§ **RECORDS FOR PROCESSING**:
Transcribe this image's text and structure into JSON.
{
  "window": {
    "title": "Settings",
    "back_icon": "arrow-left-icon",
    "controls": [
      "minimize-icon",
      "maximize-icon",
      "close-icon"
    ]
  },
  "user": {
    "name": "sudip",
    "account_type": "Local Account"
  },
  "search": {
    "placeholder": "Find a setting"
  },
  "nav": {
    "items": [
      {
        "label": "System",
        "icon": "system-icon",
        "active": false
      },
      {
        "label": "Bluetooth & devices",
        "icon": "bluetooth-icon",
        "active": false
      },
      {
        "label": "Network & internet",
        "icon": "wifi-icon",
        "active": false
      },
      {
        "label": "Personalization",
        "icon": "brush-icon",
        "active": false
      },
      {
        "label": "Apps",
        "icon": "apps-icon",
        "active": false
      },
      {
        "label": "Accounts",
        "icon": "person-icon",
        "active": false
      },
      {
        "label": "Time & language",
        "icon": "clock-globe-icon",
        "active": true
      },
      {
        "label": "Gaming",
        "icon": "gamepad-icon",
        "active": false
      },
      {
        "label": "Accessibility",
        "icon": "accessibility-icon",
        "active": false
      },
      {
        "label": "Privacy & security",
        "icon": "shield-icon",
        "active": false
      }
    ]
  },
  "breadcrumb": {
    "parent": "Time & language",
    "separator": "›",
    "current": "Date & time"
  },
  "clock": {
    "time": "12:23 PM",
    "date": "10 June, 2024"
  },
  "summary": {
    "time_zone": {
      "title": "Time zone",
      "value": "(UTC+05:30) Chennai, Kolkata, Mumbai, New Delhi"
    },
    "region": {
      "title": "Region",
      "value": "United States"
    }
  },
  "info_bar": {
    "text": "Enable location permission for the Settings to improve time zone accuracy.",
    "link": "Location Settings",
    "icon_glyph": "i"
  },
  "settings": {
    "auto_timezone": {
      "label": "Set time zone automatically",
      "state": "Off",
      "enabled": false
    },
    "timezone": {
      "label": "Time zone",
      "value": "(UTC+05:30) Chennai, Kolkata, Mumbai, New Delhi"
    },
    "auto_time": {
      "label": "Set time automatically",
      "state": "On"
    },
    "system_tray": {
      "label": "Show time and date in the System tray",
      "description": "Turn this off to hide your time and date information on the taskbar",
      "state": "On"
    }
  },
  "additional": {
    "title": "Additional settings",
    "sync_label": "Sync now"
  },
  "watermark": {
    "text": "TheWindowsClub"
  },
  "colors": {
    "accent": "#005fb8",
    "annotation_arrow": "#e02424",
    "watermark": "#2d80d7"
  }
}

* * *

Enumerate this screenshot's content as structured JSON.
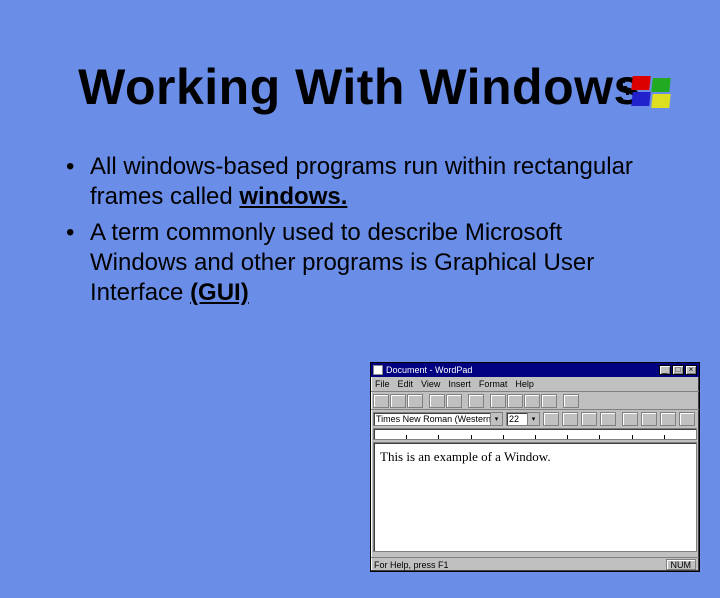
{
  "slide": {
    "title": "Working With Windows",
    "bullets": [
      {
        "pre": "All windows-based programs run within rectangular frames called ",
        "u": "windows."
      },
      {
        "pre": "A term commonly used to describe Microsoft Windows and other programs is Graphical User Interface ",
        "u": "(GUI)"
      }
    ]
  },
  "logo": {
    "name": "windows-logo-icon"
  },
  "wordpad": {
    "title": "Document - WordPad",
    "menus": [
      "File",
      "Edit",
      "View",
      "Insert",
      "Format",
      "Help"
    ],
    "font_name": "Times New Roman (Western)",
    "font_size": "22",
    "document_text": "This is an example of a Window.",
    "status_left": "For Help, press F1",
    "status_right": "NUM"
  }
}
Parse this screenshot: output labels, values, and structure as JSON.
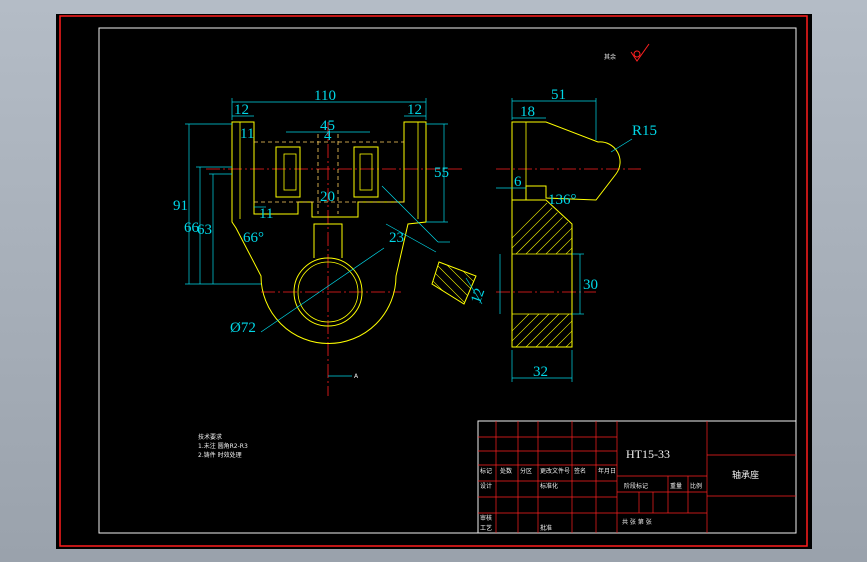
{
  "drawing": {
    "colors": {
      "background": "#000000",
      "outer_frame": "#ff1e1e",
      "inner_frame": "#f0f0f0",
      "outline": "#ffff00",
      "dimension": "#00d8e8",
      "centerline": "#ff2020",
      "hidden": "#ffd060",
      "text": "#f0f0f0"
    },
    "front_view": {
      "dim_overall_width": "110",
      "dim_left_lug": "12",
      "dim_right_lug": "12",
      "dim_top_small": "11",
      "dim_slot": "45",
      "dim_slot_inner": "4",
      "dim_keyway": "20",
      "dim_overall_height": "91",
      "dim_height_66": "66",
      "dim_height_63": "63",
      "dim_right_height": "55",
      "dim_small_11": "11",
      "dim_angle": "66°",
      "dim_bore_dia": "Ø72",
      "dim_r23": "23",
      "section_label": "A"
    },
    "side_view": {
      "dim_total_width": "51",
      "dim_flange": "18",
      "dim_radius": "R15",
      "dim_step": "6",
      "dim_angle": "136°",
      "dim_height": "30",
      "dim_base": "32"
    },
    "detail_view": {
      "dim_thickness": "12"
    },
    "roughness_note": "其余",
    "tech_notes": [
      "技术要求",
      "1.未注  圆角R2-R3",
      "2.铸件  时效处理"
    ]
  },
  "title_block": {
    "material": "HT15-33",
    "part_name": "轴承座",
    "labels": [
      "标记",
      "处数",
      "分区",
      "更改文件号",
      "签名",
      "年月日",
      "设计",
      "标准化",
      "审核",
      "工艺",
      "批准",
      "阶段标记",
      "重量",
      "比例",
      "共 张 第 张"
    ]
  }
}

§ **EXERCISE DETAILS**: Figure out how many lines of the data above include "labels", then give the number and nothing more.

§ **SOLUTION**: 2